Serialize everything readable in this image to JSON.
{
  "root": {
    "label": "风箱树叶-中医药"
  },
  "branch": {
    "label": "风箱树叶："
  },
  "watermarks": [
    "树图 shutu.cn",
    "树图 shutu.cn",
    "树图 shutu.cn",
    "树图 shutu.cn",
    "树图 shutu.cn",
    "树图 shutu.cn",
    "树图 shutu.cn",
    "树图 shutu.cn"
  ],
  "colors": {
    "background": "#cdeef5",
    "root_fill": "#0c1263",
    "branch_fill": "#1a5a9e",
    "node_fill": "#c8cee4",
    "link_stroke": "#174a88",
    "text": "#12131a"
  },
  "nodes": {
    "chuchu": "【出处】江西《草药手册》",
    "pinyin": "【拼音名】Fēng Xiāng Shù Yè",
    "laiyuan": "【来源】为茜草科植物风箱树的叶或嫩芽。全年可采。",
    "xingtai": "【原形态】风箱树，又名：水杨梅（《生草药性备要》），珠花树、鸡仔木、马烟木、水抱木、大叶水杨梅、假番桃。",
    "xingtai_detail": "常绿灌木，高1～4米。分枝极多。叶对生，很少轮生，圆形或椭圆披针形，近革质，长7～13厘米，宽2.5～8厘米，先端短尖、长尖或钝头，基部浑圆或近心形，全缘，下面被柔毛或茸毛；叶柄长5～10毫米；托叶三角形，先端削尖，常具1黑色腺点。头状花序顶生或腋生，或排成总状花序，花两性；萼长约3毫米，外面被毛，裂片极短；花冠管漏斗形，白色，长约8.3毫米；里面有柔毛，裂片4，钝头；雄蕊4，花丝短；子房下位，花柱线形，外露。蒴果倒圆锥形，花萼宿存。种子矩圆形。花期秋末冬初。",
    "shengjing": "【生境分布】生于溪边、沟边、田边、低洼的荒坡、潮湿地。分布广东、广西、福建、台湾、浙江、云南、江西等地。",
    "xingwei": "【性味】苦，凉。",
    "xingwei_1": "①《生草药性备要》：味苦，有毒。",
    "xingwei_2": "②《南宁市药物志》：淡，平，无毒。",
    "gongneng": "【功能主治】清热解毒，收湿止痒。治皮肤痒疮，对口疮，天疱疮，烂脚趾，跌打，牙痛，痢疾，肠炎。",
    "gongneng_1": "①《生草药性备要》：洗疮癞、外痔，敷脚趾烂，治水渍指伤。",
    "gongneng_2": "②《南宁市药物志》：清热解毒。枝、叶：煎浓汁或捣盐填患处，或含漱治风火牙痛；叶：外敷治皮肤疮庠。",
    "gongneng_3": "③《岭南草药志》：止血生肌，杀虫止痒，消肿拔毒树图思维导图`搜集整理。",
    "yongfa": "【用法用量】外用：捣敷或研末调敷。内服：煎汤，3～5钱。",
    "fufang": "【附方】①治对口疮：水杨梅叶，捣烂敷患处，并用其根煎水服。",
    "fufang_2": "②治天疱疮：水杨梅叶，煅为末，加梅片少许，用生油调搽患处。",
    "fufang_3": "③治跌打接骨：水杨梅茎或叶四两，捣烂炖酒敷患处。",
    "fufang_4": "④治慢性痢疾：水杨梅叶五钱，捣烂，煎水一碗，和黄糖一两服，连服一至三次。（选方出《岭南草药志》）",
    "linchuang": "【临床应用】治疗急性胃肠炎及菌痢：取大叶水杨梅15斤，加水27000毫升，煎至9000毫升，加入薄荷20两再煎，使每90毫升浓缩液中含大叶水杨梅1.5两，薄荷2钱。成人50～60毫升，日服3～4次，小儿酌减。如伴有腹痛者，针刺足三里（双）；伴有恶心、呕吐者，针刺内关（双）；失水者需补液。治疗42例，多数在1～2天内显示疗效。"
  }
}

======

Goal - Reproduce the records above exactly as they appear.

The output -
Serialize everything readable in this image to JSON.
{
  "root": {
    "label": "风箱树叶-中医药"
  },
  "branch": {
    "label": "风箱树叶："
  },
  "watermarks": [
    "树图 shutu.cn",
    "树图 shutu.cn",
    "树图 shutu.cn",
    "树图 shutu.cn",
    "树图 shutu.cn",
    "树图 shutu.cn",
    "树图 shutu.cn",
    "树图 shutu.cn"
  ],
  "colors": {
    "background": "#cdeef5",
    "root_fill": "#0c1263",
    "branch_fill": "#1a5a9e",
    "node_fill": "#c8cee4",
    "link_stroke": "#174a88",
    "text": "#12131a"
  },
  "nodes": {
    "chuchu": "【出处】江西《草药手册》",
    "pinyin": "【拼音名】Fēng Xiāng Shù Yè",
    "laiyuan": "【来源】为茜草科植物风箱树的叶或嫩芽。全年可采。",
    "xingtai": "【原形态】风箱树，又名：水杨梅（《生草药性备要》），珠花树、鸡仔木、马烟木、水抱木、大叶水杨梅、假番桃。",
    "xingtai_detail": "常绿灌木，高1～4米。分枝极多。叶对生，很少轮生，圆形或椭圆披针形，近革质，长7～13厘米，宽2.5～8厘米，先端短尖、长尖或钝头，基部浑圆或近心形，全缘，下面被柔毛或茸毛；叶柄长5～10毫米；托叶三角形，先端削尖，常具1黑色腺点。头状花序顶生或腋生，或排成总状花序，花两性；萼长约3毫米，外面被毛，裂片极短；花冠管漏斗形，白色，长约8.3毫米；里面有柔毛，裂片4，钝头；雄蕊4，花丝短；子房下位，花柱线形，外露。蒴果倒圆锥形，花萼宿存。种子矩圆形。花期秋末冬初。",
    "shengjing": "【生境分布】生于溪边、沟边、田边、低洼的荒坡、潮湿地。分布广东、广西、福建、台湾、浙江、云南、江西等地。",
    "xingwei": "【性味】苦，凉。",
    "xingwei_1": "①《生草药性备要》：味苦，有毒。",
    "xingwei_2": "②《南宁市药物志》：淡，平，无毒。",
    "gongneng": "【功能主治】清热解毒，收湿止痒。治皮肤痒疮，对口疮，天疱疮，烂脚趾，跌打，牙痛，痢疾，肠炎。",
    "gongneng_1": "①《生草药性备要》：洗疮癞、外痔，敷脚趾烂，治水渍指伤。",
    "gongneng_2": "②《南宁市药物志》：清热解毒。枝、叶：煎浓汁或捣盐填患处，或含漱治风火牙痛；叶：外敷治皮肤疮庠。",
    "gongneng_3": "③《岭南草药志》：止血生肌，杀虫止痒，消肿拔毒树图思维导图`搜集整理。",
    "yongfa": "【用法用量】外用：捣敷或研末调敷。内服：煎汤，3～5钱。",
    "fufang": "【附方】①治对口疮：水杨梅叶，捣烂敷患处，并用其根煎水服。",
    "fufang_2": "②治天疱疮：水杨梅叶，煅为末，加梅片少许，用生油调搽患处。",
    "fufang_3": "③治跌打接骨：水杨梅茎或叶四两，捣烂炖酒敷患处。",
    "fufang_4": "④治慢性痢疾：水杨梅叶五钱，捣烂，煎水一碗，和黄糖一两服，连服一至三次。（选方出《岭南草药志》）",
    "linchuang": "【临床应用】治疗急性胃肠炎及菌痢：取大叶水杨梅15斤，加水27000毫升，煎至9000毫升，加入薄荷20两再煎，使每90毫升浓缩液中含大叶水杨梅1.5两，薄荷2钱。成人50～60毫升，日服3～4次，小儿酌减。如伴有腹痛者，针刺足三里（双）；伴有恶心、呕吐者，针刺内关（双）；失水者需补液。治疗42例，多数在1～2天内显示疗效。"
  }
}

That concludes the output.